AIM OF THE EXERCISE: Below are the records; pull every line that includes "Brazil".

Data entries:
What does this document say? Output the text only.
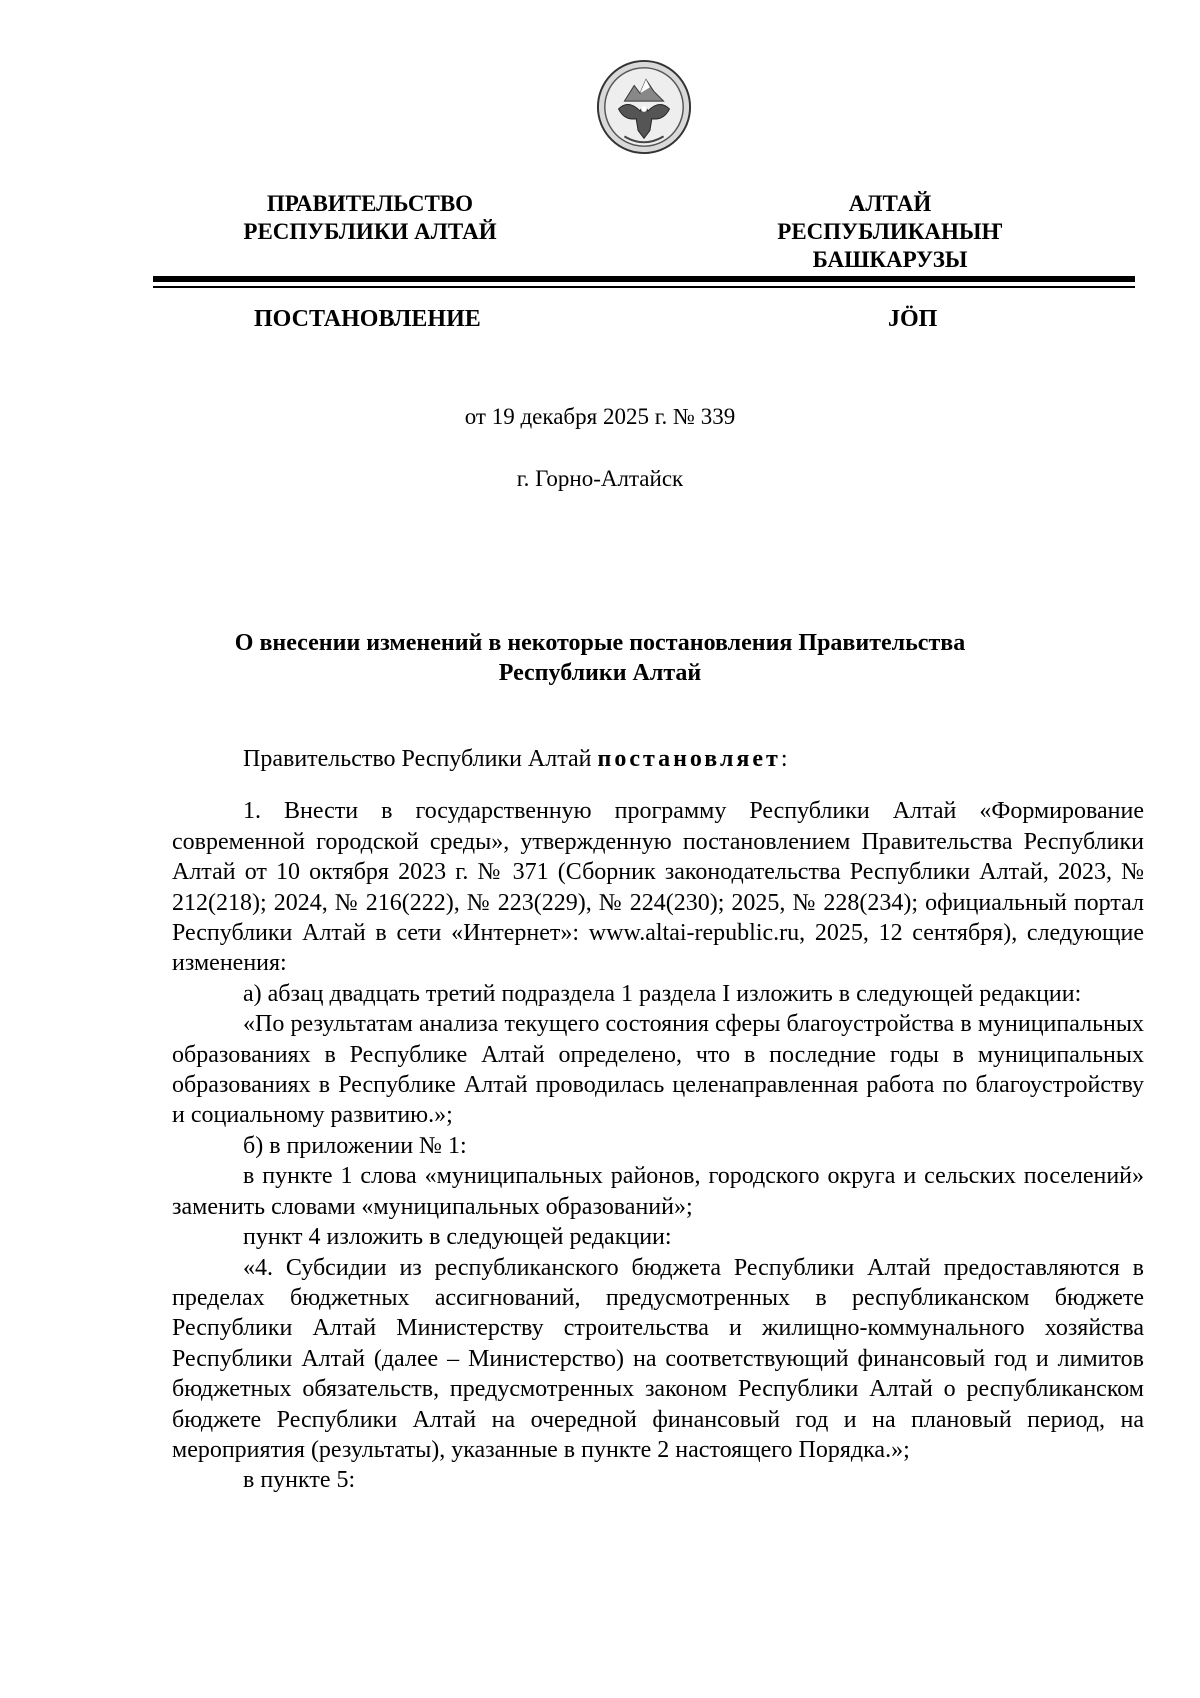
ПРАВИТЕЛЬСТВО
РЕСПУБЛИКИ АЛТАЙ
АЛТАЙ РЕСПУБЛИКАНЫҤ
БАШКАРУЗЫ
ПОСТАНОВЛЕНИЕ	JÖП
от 19 декабря 2025 г. № 339
г. Горно-Алтайск
О внесении изменений в некоторые постановления Правительства
Республики Алтай

Правительство Республики Алтай постановляет:

1. Внести в государственную программу Республики Алтай «Формирование современной городской среды», утвержденную постановлением Правительства Республики Алтай от 10 октября 2023 г. № 371 (Сборник законодательства Республики Алтай, 2023, № 212(218); 2024, № 216(222), № 223(229), № 224(230); 2025, № 228(234); официальный портал Республики Алтай в сети «Интернет»: www.altai-republic.ru, 2025, 12 сентября), следующие изменения:

а) абзац двадцать третий подраздела 1 раздела I изложить в следующей редакции:

«По результатам анализа текущего состояния сферы благоустройства в муниципальных образованиях в Республике Алтай определено, что в последние годы в муниципальных образованиях в Республике Алтай проводилась целенаправленная работа по благоустройству и социальному развитию.»;

б) в приложении № 1:

в пункте 1 слова «муниципальных районов, городского округа и сельских поселений» заменить словами «муниципальных образований»;

пункт 4 изложить в следующей редакции:

«4. Субсидии из республиканского бюджета Республики Алтай предоставляются в пределах бюджетных ассигнований, предусмотренных в республиканском бюджете Республики Алтай Министерству строительства и жилищно-коммунального хозяйства Республики Алтай (далее – Министерство) на соответствующий финансовый год и лимитов бюджетных обязательств, предусмотренных законом Республики Алтай о республиканском бюджете Республики Алтай на очередной финансовый год и на плановый период, на мероприятия (результаты), указанные в пункте 2 настоящего Порядка.»;

в пункте 5:
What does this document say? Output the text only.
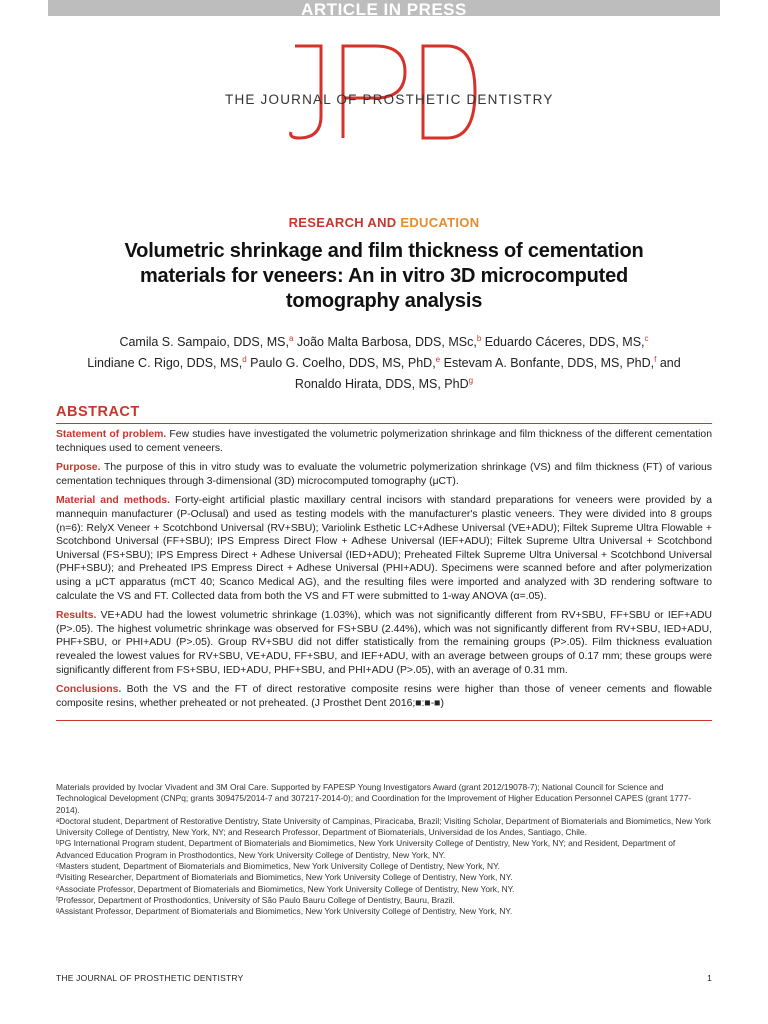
ARTICLE IN PRESS
JPD
THE JOURNAL OF PROSTHETIC DENTISTRY
RESEARCH AND EDUCATION
Volumetric shrinkage and film thickness of cementation materials for veneers: An in vitro 3D microcomputed tomography analysis
Camila S. Sampaio, DDS, MS,$^a$ João Malta Barbosa, DDS, MSc,$^b$ Eduardo Cáceres, DDS, MS,$^c$
Lindiane C. Rigo, DDS, MS,$^d$ Paulo G. Coelho, DDS, MS, PhD,$^e$ Estevam A. Bonfante, DDS, MS, PhD,$^f$ and
Ronaldo Hirata, DDS, MS, PhD$^g$
ABSTRACT

Statement of problem. Few studies have investigated the volumetric polymerization shrinkage and film thickness of the different cementation techniques used to cement veneers.

Purpose. The purpose of this in vitro study was to evaluate the volumetric polymerization shrinkage (VS) and film thickness (FT) of various cementation techniques through 3-dimensional (3D) microcomputed tomography (μCT).

Material and methods. Forty-eight artificial plastic maxillary central incisors with standard preparations for veneers were provided by a mannequin manufacturer (P-Oclusal) and used as testing models with the manufacturer's plastic veneers. They were divided into 8 groups (n=6): RelyX Veneer + Scotchbond Universal (RV+SBU); Variolink Esthetic LC+Adhese Universal (VE+ADU); Filtek Supreme Ultra Flowable + Scotchbond Universal (FF+SBU); IPS Empress Direct Flow + Adhese Universal (IEF+ADU); Filtek Supreme Ultra Universal + Scotchbond Universal (FS+SBU); IPS Empress Direct + Adhese Universal (IED+ADU); Preheated Filtek Supreme Ultra Universal + Scotchbond Universal (PHF+SBU); and Preheated IPS Empress Direct + Adhese Universal (PHI+ADU). Specimens were scanned before and after polymerization using a μCT apparatus (mCT 40; Scanco Medical AG), and the resulting files were imported and analyzed with 3D rendering software to calculate the VS and FT. Collected data from both the VS and FT were submitted to 1-way ANOVA (α=.05).

Results. VE+ADU had the lowest volumetric shrinkage (1.03%), which was not significantly different from RV+SBU, FF+SBU or IEF+ADU (P>.05). The highest volumetric shrinkage was observed for FS+SBU (2.44%), which was not significantly different from RV+SBU, IED+ADU, PHF+SBU, or PHI+ADU (P>.05). Group RV+SBU did not differ statistically from the remaining groups (P>.05). Film thickness evaluation revealed the lowest values for RV+SBU, VE+ADU, FF+SBU, and IEF+ADU, with an average between groups of 0.17 mm; these groups were significantly different from FS+SBU, IED+ADU, PHF+SBU, and PHI+ADU (P>.05), with an average of 0.31 mm.

Conclusions. Both the VS and the FT of direct restorative composite resins were higher than those of veneer cements and flowable composite resins, whether preheated or not preheated. (J Prosthet Dent 2016;■:■-■)

Materials provided by Ivoclar Vivadent and 3M Oral Care. Supported by FAPESP Young Investigators Award (grant 2012/19078-7); National Council for Science and Technological Development (CNPq; grants 309475/2014-7 and 307217-2014-0); and Coordination for the Improvement of Higher Education Personnel CAPES (grant 1777-2014).

ᵃDoctoral student, Department of Restorative Dentistry, State University of Campinas, Piracicaba, Brazil; Visiting Scholar, Department of Biomaterials and Biomimetics, New York University College of Dentistry, New York, NY; and Research Professor, Department of Biomaterials, Universidad de los Andes, Santiago, Chile.

ᵇPG International Program student, Department of Biomaterials and Biomimetics, New York University College of Dentistry, New York, NY; and Resident, Department of Advanced Education Program in Prosthodontics, New York University College of Dentistry, New York, NY.

ᶜMasters student, Department of Biomaterials and Biomimetics, New York University College of Dentistry, New York, NY.

ᵈVisiting Researcher, Department of Biomaterials and Biomimetics, New York University College of Dentistry, New York, NY.

ᵉAssociate Professor, Department of Biomaterials and Biomimetics, New York University College of Dentistry, New York, NY.

ᶠProfessor, Department of Prosthodontics, University of São Paulo Bauru College of Dentistry, Bauru, Brazil.

ᵍAssistant Professor, Department of Biomaterials and Biomimetics, New York University College of Dentistry, New York, NY.

THE JOURNAL OF PROSTHETIC DENTISTRY	1
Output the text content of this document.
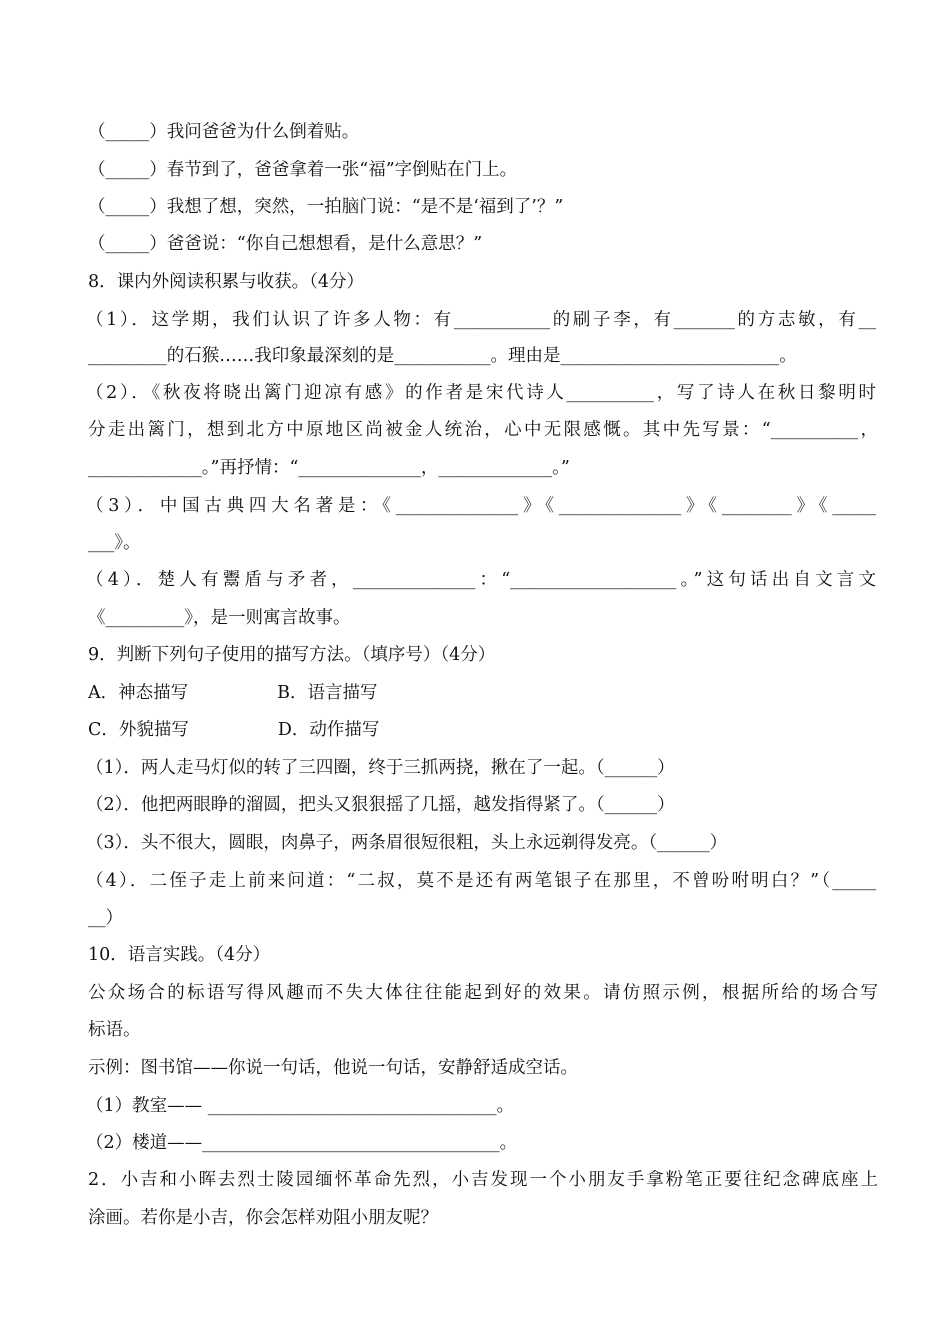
（_____）我问爸爸为什么倒着贴。
（_____）春节到了，爸爸拿着一张“福”字倒贴在门上。
（_____）我想了想，突然，一拍脑门说：“是不是‘福到了’？”
（_____）爸爸说：“你自己想想看，是什么意思？”
8．课内外阅读积累与收获。（4分）
（1）．这学期，我们认识了许多人物：有___________的刷子李，有_______的方志敏，有__
_________的石猴……我印象最深刻的是___________。理由是_________________________。
（2）．《秋夜将晓出篱门迎凉有感》的作者是宋代诗人__________，写了诗人在秋日黎明时
分走出篱门，想到北方中原地区尚被金人统治，心中无限感慨。其中先写景：“__________，
_____________。”再抒情：“______________，_____________。”
（3）．中国古典四大名著是：《______________》《______________》《________》《_____
___》。
（4）．楚人有鬻盾与矛者，______________：“___________________。”这句话出自文言文
《_________》，是一则寓言故事。
9．判断下列句子使用的描写方法。（填序号）（4分）
A．神态描写                B．语言描写
C．外貌描写                D．动作描写
（1）．两人走马灯似的转了三四圈，终于三抓两挠，揪在了一起。（______）
（2）．他把两眼睁的溜圆，把头又狠狠摇了几摇，越发指得紧了。（______）
（3）．头不很大，圆眼，肉鼻子，两条眉很短很粗，头上永远剃得发亮。（______）
（4）．二侄子走上前来问道：“二叔，莫不是还有两笔银子在那里，不曾吩咐明白？”（_____
__）
10．语言实践。（4分）
公众场合的标语写得风趣而不失大体往往能起到好的效果。请仿照示例，根据所给的场合写
标语。
示例：图书馆——你说一句话，他说一句话，安静舒适成空话。
（1）教室—— _________________________________。
（2）楼道——__________________________________。
2．小吉和小晖去烈士陵园缅怀革命先烈，小吉发现一个小朋友手拿粉笔正要往纪念碑底座上
涂画。若你是小吉，你会怎样劝阻小朋友呢？
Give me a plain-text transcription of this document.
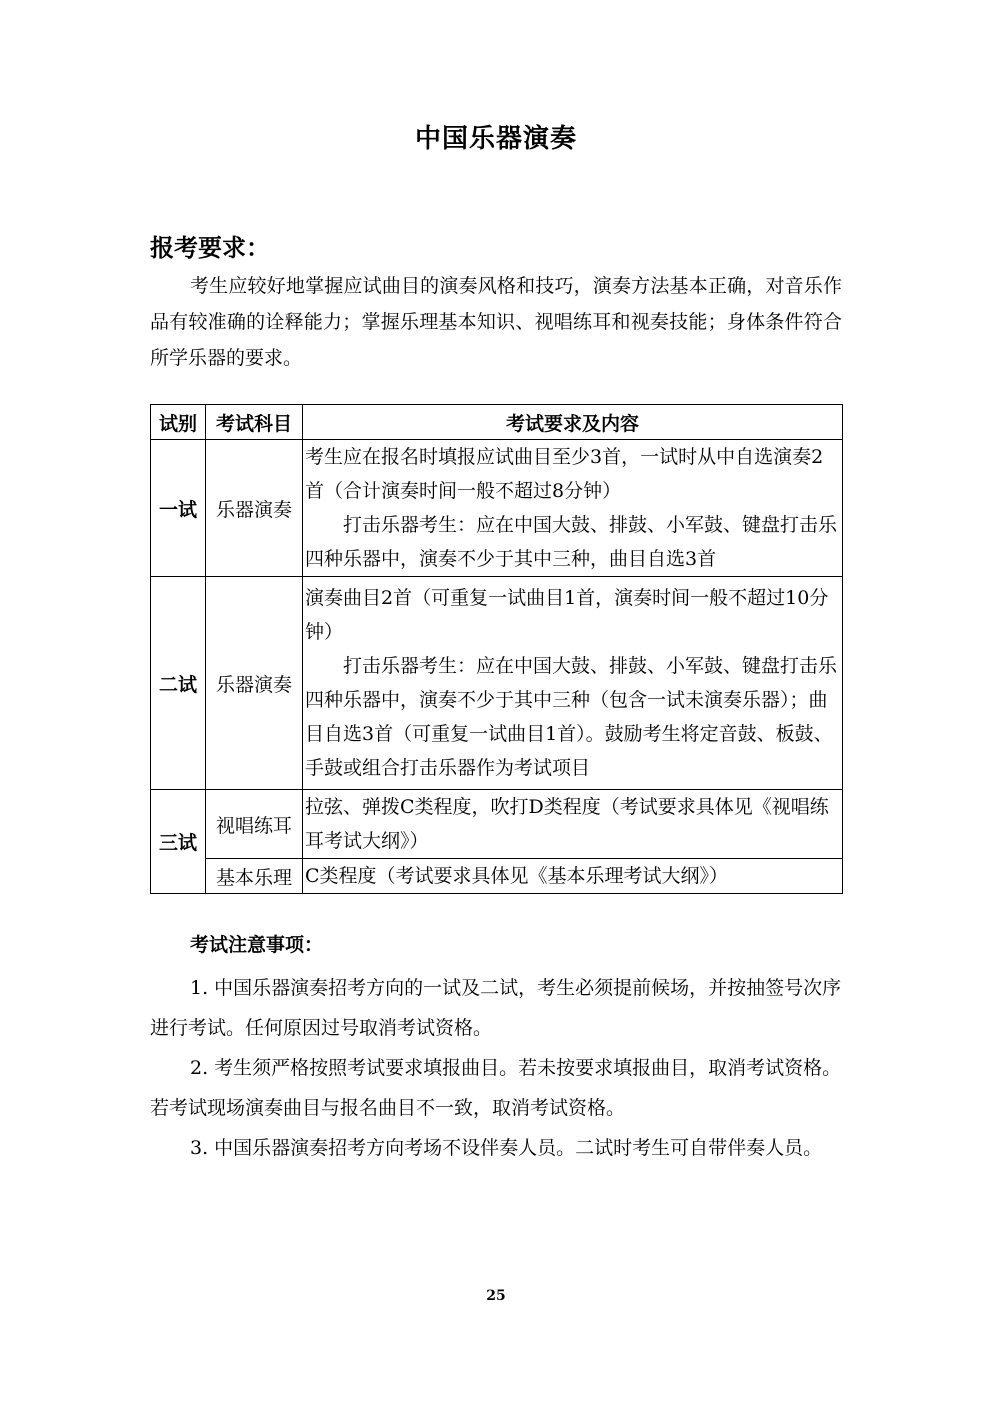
中国乐器演奏
报考要求：
考生应较好地掌握应试曲目的演奏风格和技巧，演奏方法基本正确，对音乐作品有较准确的诠释能力；掌握乐理基本知识、视唱练耳和视奏技能；身体条件符合所学乐器的要求。
试别	考试科目	考试要求及内容
一试	乐器演奏	考生应在报名时填报应试曲目至少3首，一试时从中自选演奏2首（合计演奏时间一般不超过8分钟）
打击乐器考生：应在中国大鼓、排鼓、小军鼓、键盘打击乐四种乐器中，演奏不少于其中三种，曲目自选3首

二试	乐器演奏	演奏曲目2首（可重复一试曲目1首，演奏时间一般不超过10分钟）
打击乐器考生：应在中国大鼓、排鼓、小军鼓、键盘打击乐四种乐器中，演奏不少于其中三种（包含一试未演奏乐器）；曲目自选3首（可重复一试曲目1首）。鼓励考生将定音鼓、板鼓、手鼓或组合打击乐器作为考试项目

三试	视唱练耳	拉弦、弹拨C类程度，吹打D类程度（考试要求具体见《视唱练耳考试大纲》）
	基本乐理	C类程度（考试要求具体见《基本乐理考试大纲》）
考试注意事项：
1. 中国乐器演奏招考方向的一试及二试，考生必须提前候场，并按抽签号次序进行考试。任何原因过号取消考试资格。
2. 考生须严格按照考试要求填报曲目。若未按要求填报曲目，取消考试资格。若考试现场演奏曲目与报名曲目不一致，取消考试资格。
3. 中国乐器演奏招考方向考场不设伴奏人员。二试时考生可自带伴奏人员。
25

RESPONSE TO THE TASK:
ᵃDoctoral student, Department of Restorative Dentistry, State University of Campinas, Piracicaba, Brazil; Visiting Scholar, Department of Biomaterials and Biomimetics, New York University College of Dentistry, New York, NY; and Research Professor, Department of Biomaterials, Universidad de los Andes, Santiago, Chile.
ᶠProfessor, Department of Prosthodontics, University of São Paulo Bauru College of Dentistry, Bauru, Brazil.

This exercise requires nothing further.